#### Reading text

Posted by: Postordinandy | June 24, 2010

Nothing stronger.

And so we come to the penultimate fruit of the spirit: gentleness.

(this is meant to be a butterfly!)

Gentle is a funny word, bringing with it as it does a variety of meanings and interpretations, depending on tribal affiliation and custom. It is associated with words like meek, mild, soft, and caring. It is joined to other words, like ‘man’, to indicate implicit or explicit codes of conduct, manners and consideration: in years past, a ‘gentleman’ was someone who had earned the right to such a title by his social standing and behaviour. “A gentleman would be ashamed should his deeds not match his words” (Kong Fu Zi).

We found a definition for gentleness that we considered to be helpful, that of active kindness, and reflected that often gentleness is manifested when one is able to combine appropriate restraint with kindness. Gentleness is not standing back and hoping for the best, nor is it to simply cave to the others’ demands and opinions; rather it is a state where compassion and action combine. Gentleness nurtures the goodness in a situation; it finds the space and time to allow others to grieve; it corrects and challenges in ways that highlight the best in the other, while showing alternative perspectives and possible actions.

“There is nothing stronger in the world than gentleness.” – Han Suyin

‘Gentle Jesus, meek and mild’, (an image of Christ that is popular, if not entirely accurate), was the same Jesus who turned the tables in the temple and used strong language when refering to some of the religious leaders of his day.

So how can we be gentle?

########

» **Things to do**:
**A.** The post on gentleness calls the image of "Gentle Jesus, meek and mild" popular but not entirely accurate. In one to three sentences, explain what the post gives as the reason for that judgment.
**B.** Summarize the post on gentleness in two sentences.
**C.** Pick up the post on gentleness after its final question, "So how can we be gentle?", and continue it.

#### Dataset content

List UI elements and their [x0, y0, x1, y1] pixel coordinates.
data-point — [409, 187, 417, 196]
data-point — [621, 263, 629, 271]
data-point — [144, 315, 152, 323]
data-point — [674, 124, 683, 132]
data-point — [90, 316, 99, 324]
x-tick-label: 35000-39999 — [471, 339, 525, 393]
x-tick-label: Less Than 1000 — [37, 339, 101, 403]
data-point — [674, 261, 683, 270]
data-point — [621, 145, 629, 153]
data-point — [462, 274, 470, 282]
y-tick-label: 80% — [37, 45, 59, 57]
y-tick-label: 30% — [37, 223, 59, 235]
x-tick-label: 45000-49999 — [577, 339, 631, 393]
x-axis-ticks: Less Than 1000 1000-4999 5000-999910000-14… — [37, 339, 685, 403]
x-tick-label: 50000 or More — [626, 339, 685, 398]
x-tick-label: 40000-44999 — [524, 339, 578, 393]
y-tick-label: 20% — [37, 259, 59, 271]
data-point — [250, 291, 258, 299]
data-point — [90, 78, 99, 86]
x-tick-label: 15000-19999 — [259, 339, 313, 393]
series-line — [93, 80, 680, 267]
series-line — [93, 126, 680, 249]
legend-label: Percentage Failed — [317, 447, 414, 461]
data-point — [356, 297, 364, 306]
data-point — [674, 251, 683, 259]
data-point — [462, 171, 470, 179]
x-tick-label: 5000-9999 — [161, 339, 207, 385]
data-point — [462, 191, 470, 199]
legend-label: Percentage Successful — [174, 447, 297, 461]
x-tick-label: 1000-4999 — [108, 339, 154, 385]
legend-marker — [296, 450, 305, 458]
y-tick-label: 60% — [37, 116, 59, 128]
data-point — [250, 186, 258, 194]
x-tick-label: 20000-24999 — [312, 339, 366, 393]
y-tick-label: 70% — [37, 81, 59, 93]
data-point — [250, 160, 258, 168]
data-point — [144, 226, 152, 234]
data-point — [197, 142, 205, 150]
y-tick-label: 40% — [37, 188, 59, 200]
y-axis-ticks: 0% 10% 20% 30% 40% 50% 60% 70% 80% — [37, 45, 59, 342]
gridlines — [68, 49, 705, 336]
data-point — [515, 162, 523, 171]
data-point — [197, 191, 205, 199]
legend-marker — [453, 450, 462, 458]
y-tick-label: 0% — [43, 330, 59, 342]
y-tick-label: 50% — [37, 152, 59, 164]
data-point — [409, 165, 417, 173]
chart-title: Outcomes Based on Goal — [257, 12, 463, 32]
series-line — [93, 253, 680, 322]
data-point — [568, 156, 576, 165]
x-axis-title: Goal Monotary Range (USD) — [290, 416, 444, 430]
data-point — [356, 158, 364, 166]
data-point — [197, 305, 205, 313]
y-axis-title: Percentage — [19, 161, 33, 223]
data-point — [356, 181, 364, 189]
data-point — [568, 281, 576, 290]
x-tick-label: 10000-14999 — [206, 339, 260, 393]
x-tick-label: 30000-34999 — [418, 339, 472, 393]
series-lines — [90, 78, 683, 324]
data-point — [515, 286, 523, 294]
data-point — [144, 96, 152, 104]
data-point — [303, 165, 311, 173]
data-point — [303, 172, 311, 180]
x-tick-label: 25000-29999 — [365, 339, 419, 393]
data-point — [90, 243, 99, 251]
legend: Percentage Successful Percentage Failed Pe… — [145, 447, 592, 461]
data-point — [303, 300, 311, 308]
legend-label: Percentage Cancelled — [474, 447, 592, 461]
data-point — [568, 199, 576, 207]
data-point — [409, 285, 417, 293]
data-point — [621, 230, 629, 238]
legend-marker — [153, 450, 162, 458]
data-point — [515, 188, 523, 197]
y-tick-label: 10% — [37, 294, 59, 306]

########

» **Task answers**:
**A.** The post says that the same Jesus pictured as meek and mild turned the tables in the temple. He also used strong language when speaking of some of the religious leaders of his day.

**B.** Gentleness, the penultimate fruit of the spirit, is a word with many meanings, linked to being meek, mild, soft and caring and to the older code of the "gentleman." The post defines it as active kindness that combines restraint and compassion with action, rather than standing back or giving in, and notes that the "gentle" Jesus also turned the tables in the temple and used strong language.

**C.**
As with our reflections on the other fruit, it is obvious that we can only hope to grow in this area with the help of the Spirit itself, and also that growing the other aspects of the fruit will create an environment where gentleness can flourish: gentleness is best expressed when one is patient with, and has love for the other, for example.

To exercise gentleness is to take risks: it is easy to be hurt by being gentle, others do not always respond in the same way. It is not fashionable – our society demands and expects us to be hard edged in our relationships with others, gentleness is often mistaken as naivety. To offer gentleness often means to take the initiative, to make a pre-emptive strike for peace in a hard situation, or to offer compassion to the unloved and unlovely.

Perhaps most challengingly for some of us, gentleness demands that we are aware of the plank in our own eye and think of others before ourselves.

The great news is that God is incredibly gentle with us; and patient, and kind, and…

He is a true gentleman, never forcing His way on us; allowing us time and space to explore the true implications of a relationship with Him; nudging us in the directions He would like us to go, rather than pushing.